Stored items:
>>>>
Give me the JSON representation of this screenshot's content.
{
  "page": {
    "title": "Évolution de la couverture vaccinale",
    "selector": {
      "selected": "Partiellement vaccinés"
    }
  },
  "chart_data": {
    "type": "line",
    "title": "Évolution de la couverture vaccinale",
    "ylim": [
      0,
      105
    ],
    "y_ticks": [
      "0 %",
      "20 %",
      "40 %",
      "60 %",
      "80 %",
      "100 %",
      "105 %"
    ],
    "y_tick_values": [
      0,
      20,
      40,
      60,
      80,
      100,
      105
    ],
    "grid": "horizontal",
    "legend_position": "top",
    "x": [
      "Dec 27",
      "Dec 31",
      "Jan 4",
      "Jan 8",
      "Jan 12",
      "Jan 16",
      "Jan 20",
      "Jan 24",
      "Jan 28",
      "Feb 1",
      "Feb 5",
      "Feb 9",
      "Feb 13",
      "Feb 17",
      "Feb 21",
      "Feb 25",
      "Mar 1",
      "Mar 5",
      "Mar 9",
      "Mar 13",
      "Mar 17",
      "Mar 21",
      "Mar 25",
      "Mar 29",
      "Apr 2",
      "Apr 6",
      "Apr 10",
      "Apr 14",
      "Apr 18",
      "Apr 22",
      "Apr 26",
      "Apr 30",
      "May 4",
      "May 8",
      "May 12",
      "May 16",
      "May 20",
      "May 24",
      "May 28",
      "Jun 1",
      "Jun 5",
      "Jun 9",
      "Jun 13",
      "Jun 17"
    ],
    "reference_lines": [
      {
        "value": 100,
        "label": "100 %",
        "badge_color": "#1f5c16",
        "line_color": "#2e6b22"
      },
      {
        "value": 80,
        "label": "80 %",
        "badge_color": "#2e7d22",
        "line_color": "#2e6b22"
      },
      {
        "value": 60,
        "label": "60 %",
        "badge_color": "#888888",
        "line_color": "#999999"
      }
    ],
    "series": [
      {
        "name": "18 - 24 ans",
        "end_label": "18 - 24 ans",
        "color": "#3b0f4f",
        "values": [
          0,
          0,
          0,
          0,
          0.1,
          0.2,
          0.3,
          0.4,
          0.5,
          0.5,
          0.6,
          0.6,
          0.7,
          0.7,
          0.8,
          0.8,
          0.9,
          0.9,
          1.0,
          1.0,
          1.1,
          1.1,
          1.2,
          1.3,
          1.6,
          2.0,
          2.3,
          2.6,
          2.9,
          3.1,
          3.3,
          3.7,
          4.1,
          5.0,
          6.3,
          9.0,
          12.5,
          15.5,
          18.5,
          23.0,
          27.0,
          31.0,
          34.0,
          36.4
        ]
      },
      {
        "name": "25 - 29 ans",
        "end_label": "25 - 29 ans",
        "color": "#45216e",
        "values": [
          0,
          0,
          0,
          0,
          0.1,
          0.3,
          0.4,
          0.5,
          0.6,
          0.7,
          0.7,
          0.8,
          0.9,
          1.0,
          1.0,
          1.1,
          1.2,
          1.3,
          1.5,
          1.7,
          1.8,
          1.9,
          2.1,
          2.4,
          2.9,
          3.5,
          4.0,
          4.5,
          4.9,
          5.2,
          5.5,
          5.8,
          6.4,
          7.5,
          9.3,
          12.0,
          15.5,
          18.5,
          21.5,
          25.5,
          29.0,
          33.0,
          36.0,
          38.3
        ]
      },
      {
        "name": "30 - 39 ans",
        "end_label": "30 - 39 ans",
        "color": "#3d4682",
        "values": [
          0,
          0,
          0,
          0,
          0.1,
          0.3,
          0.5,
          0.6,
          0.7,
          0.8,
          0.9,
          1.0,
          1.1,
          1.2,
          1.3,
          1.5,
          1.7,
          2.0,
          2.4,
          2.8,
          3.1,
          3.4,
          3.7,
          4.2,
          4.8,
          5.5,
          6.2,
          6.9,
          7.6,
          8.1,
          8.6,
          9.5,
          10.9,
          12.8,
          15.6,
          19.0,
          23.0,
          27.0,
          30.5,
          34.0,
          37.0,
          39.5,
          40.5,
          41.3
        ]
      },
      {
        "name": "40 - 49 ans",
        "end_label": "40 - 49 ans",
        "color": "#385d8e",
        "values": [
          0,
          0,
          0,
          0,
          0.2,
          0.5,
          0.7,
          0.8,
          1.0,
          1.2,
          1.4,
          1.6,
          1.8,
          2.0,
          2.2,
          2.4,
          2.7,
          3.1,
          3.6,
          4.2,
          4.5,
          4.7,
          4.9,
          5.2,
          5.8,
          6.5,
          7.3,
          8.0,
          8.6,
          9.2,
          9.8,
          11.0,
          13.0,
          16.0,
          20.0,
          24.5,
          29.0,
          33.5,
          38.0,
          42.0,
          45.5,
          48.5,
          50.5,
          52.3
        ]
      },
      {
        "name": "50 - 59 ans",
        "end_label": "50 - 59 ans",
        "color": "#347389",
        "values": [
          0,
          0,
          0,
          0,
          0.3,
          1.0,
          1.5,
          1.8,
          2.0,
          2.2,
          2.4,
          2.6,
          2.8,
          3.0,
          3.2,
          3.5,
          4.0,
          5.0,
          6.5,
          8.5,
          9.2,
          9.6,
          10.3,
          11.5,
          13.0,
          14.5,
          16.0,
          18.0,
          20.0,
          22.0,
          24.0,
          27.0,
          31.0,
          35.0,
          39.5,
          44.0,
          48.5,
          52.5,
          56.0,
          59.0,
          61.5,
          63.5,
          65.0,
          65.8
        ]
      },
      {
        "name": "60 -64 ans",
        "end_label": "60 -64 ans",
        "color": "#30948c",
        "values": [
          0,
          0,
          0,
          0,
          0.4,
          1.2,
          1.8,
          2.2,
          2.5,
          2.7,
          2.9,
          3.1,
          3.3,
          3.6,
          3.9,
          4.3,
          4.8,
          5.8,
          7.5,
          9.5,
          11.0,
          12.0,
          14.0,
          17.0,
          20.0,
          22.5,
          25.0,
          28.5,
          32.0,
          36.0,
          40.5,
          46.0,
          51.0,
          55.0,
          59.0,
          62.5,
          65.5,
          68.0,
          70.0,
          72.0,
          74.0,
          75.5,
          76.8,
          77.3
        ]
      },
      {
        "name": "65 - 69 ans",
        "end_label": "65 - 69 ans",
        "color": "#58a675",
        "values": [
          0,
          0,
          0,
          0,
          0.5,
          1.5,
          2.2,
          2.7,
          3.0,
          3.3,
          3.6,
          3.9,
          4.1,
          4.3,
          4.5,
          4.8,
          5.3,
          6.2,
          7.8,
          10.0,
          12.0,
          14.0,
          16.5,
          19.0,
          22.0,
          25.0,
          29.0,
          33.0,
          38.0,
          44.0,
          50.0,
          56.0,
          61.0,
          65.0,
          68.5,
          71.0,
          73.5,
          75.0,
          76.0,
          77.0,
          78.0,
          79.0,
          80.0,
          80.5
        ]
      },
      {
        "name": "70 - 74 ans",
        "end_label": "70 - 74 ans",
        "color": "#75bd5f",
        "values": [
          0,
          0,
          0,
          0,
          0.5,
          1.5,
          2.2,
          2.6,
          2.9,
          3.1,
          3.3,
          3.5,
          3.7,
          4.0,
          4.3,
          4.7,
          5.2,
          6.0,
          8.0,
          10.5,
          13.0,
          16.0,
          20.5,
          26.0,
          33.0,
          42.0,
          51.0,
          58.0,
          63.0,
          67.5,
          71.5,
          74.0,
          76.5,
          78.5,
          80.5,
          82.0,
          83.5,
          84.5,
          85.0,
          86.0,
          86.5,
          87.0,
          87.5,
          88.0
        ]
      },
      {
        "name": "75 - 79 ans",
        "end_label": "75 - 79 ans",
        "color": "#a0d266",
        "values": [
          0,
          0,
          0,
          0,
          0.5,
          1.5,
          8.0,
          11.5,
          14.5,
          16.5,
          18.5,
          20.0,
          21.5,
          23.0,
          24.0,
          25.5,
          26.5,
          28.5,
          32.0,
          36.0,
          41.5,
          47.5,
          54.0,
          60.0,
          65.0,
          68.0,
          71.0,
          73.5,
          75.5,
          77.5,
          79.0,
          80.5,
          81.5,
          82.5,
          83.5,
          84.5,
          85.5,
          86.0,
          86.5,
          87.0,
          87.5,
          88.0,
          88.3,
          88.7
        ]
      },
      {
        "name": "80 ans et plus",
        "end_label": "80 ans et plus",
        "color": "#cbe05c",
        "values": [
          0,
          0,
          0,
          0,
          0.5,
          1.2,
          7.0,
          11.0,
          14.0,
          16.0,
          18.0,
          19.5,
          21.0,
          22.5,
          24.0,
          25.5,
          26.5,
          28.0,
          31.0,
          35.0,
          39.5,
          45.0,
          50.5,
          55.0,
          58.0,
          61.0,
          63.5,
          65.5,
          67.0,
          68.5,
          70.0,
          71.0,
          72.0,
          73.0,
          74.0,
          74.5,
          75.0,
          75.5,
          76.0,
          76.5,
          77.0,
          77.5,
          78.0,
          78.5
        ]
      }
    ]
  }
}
<<<<
• What to do
List every line from the entries above in which "name" appears.

• Exercise output
        "name": "18 - 24 ans",
        "name": "25 - 29 ans",
        "name": "30 - 39 ans",
        "name": "40 - 49 ans",
        "name": "50 - 59 ans",
        "name": "60 -64 ans",
        "name": "65 - 69 ans",
        "name": "70 - 74 ans",
        "name": "75 - 79 ans",
        "name": "80 ans et plus",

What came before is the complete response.